• [TEXTO PARA LEITURA]:
-- -- --

Analistas avaliam que o perfil
demográfico do país não é compatível com os gastos com Previdência, que somam
14% do PIB. Segundo levantamento apresentado pelo economista e professor da
PUC-Rio José Márcio Camargo, em jantar do presidente Michel Temer com
parlamentares esta semana para discutir a proposta de reforma, nações com
perfil demográfico semelhante ao brasileiro gastam, em média, 4% do PIB com
Previdência.
Camargo cruzou dados de
dezenas de países, observando duas variáveis. Uma delas é a razão entre pessoas
com 65 anos ou mais e a população em idade ativa (de 15 a 64 anos). No Brasil,
essa relação é de 12. A outra variável é quanto as despesas com Previdência
correspondem do PIB de cada país. Nas nações onde o gasto com aposentadorias e
pensões se assemelha ao do Brasil, aquela razão é o dobro, de cerca de 23.
O principal fator para essa
disparidade é que aposenta-se cedo no Brasil: 51% dos aposentados por tempo de
contribuição em 2015 receberam o benefício antes dos 54 anos, já que hoje não
há exigência de idade mínima para quem recebe o benefício pelo INSS. Apenas em
outros 12 países (Equador, Iraque, Irã, Síria, Arábia Saudita, Iêmen, Argélia,
Itália, Egito, Bahrein, Hungria e Sérvia) não há esse pré-requisito.
— A população jovem é menor e
entra mais tarde no mercado de trabalho por causa da escolaridade. Enquanto
isso, as pessoas vivem mais, mas o sistema permite que se aposentem cedo. A
vida do trabalho fica mais espremida, o período laboral é muito curto, não há
tempo suficiente para formar um volume de contribuições para bancar a velhice.
Os dados colocam a necessidade de aumentar a idade de se aposentar, que é a
proposta principal do governo — afirma a pesquisadora do Ipea e professora da
FGV Ana Amélia Camarano.
Reposição salarial alta
O número de brasileiros com 60
anos ou mais avançou 16% entre 2012 e 2016, para 29.566 milhões, segundo a Pnad
Contínua. Em 2012, eram 25.486 milhões. Enquanto isso, o número de crianças
(entre 0 e 13 anos) caiu 6,7% entre 2012 e 2016, para 64.619 milhões. A fatia
que os idosos representam da população passou de 31% para 34% em quatro anos.
Outra razão para que os gastos
com Previdência no Brasil correspondam a uma gorda fatia do PIB, segundo
Camargo, é que a taxa de reposição de salário é alta. É de 85,4%, enquanto a
média dos países da Organização para a Cooperação de Desenvolvimento Econômico
(OCDE) é de 57,5%. Isso significa que, no Brasil, quando uma pessoa se
aposenta, ela ganha 85% do seu salário na ativa.

-- -- --

• [REGISTROS DO EXERCÍCIO]:
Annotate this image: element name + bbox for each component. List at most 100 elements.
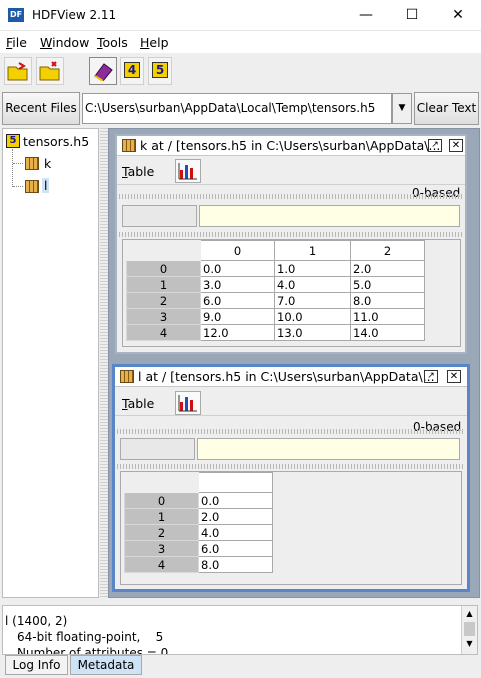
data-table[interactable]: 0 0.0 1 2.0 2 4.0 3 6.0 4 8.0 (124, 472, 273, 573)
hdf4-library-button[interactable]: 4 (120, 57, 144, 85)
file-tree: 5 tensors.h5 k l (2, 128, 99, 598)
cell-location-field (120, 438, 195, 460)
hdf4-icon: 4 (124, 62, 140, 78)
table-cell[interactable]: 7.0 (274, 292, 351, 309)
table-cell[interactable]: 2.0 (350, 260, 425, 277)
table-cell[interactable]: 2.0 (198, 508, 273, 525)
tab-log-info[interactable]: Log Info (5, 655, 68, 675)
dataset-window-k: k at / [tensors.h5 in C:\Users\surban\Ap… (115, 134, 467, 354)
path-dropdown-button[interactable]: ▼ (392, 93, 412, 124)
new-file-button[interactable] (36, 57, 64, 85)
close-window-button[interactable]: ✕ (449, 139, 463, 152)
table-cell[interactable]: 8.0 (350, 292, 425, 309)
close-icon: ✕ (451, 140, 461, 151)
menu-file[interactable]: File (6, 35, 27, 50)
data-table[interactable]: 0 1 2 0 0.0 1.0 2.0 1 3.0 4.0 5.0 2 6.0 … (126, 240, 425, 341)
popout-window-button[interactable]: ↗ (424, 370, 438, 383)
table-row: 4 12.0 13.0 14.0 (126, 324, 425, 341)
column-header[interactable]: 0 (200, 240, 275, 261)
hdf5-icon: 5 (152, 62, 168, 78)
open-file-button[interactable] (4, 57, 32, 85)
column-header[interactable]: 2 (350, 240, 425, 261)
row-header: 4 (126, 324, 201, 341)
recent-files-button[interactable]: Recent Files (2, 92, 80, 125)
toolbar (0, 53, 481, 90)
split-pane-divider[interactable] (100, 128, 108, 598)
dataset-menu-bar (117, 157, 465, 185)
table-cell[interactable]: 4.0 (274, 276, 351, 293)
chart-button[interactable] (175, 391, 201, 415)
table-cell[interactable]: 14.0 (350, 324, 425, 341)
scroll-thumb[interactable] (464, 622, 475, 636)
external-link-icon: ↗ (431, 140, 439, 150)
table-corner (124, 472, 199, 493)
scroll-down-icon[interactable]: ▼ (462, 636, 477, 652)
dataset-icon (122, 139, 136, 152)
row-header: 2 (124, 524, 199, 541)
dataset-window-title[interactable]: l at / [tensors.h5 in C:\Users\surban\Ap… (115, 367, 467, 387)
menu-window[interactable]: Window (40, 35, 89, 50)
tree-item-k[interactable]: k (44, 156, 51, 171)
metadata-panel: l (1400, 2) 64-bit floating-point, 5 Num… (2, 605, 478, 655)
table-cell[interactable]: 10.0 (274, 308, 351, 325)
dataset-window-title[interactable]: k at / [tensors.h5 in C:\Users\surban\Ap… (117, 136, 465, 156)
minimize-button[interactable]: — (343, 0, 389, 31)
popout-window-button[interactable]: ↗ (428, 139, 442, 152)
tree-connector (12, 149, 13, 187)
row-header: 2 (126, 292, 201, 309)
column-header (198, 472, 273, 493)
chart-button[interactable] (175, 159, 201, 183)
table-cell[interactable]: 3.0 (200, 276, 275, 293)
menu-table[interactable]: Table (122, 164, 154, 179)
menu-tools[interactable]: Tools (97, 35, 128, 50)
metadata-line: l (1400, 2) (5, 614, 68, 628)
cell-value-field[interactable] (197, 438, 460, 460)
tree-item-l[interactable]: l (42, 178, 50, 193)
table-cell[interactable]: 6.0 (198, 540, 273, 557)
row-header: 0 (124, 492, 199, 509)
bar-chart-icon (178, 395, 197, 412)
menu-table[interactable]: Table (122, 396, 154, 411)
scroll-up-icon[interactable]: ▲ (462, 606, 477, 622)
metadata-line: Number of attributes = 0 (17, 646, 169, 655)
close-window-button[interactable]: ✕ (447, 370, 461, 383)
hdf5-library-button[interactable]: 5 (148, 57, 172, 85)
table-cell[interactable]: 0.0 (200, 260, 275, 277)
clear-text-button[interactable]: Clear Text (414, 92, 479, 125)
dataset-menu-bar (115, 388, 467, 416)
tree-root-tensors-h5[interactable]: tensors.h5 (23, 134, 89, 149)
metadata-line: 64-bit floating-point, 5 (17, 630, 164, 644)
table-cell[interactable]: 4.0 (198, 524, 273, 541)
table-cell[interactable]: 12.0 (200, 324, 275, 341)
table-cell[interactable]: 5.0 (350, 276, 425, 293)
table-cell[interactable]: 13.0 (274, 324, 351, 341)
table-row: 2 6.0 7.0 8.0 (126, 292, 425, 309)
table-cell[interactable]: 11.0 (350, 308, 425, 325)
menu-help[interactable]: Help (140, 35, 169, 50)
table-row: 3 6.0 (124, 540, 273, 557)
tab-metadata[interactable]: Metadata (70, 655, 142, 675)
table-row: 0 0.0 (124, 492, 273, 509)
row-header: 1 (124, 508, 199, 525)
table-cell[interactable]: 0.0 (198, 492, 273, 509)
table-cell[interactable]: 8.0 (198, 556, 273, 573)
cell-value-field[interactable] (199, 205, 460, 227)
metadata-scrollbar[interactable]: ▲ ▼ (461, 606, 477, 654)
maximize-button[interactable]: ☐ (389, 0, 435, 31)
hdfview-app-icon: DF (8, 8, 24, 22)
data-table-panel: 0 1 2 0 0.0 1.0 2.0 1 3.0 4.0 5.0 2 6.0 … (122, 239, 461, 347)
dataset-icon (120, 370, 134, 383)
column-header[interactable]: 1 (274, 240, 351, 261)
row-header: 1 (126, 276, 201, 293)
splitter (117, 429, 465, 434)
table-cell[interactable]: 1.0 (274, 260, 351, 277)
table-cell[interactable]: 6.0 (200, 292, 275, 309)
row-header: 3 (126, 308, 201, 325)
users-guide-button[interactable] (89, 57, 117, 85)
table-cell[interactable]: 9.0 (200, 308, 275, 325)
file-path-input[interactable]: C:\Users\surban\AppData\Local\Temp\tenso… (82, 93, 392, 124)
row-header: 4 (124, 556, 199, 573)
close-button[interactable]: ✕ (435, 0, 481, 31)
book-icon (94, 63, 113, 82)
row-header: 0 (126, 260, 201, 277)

-- -- --

• [CONJUNTO DE TAREFAS]:
**1)** Por favor, transcreva sem alterações as linhas dos registros que começam na linha com "data-table[interactable]: 0 0.0" e vão até a linha com "dataset-window-k: k at", incluindo as duas.
**2)** Dê continuidade ao texto sobre os gastos com a Previdência no Brasil a partir do ponto em que ele termina.

• [RESULTADOS DO EXERCÍCIO]:
**1)**
data-table[interactable]: 0 0.0 1 2.0 2 4.0 3 6.0 4 8.0 (124, 472, 273, 573)
hdf4-library-button[interactable]: 4 (120, 57, 144, 85)
file-tree: 5 tensors.h5 k l (2, 128, 99, 598)
cell-location-field (120, 438, 195, 460)
hdf4-icon: 4 (124, 62, 140, 78)
table-cell[interactable]: 7.0 (274, 292, 351, 309)
table-cell[interactable]: 2.0 (350, 260, 425, 277)
table-cell[interactable]: 2.0 (198, 508, 273, 525)
tab-log-info[interactable]: Log Info (5, 655, 68, 675)
dataset-window-k: k at / [tensors.h5 in C:\Users\surban\Ap… (115, 134, 467, 354)

**2)**
— O teto do INSS (R$ 5.531) é
muito alto. Cerca de 95% dos trabalhadores do país ganham até R$ 5 mil. O
Brasil é um país desigual. Em algum momento esse teto terá que ser reduzido, ou
a contribuição dos trabalhadores terá que aumentar — afirma Camargo.
A média do benefício de quem
se aposenta por idade no Brasil é de R$ 951,77. Quem se aposenta por tempo de
contribuição ganha, em média, R$ 1.944,67. O servidor público do Legislativo é
o que tem a maior média, R$ 28.547.
Dados do Credit Suisse e das
Nações Unidas compilados pelo demógrafo e professor da Escola Nacional de
Ciências Estatísticas (ENCE/IBGE) José Eustáquio Alves confirmam o ritmo mais
intenso do envelhecimento do Brasil e corroboram, segundo ele, a necessidade de
mudanças na Previdência. Na França, por exemplo, o grupo dos que têm 65 anos ou
mais vai levar 204 anos para avançar de uma parcela de 7% para 28% da população.
Na Suécia, o prazo será de 116 anos. No Brasil, o processo levará apenas 50
anos — de 2012 até 2062.
— Ignorar que o Brasil está
passando por um processo de envelhecimento intenso e rápido é um suicídio. Seja
quem estiver no governo vai ter que equacionar o problema. Algo precisa ser
feito para evitar a insolvência do sistema previdenciário. Os demógrafos
mostram isso desde os anos 80 — afirma José Eustáquio.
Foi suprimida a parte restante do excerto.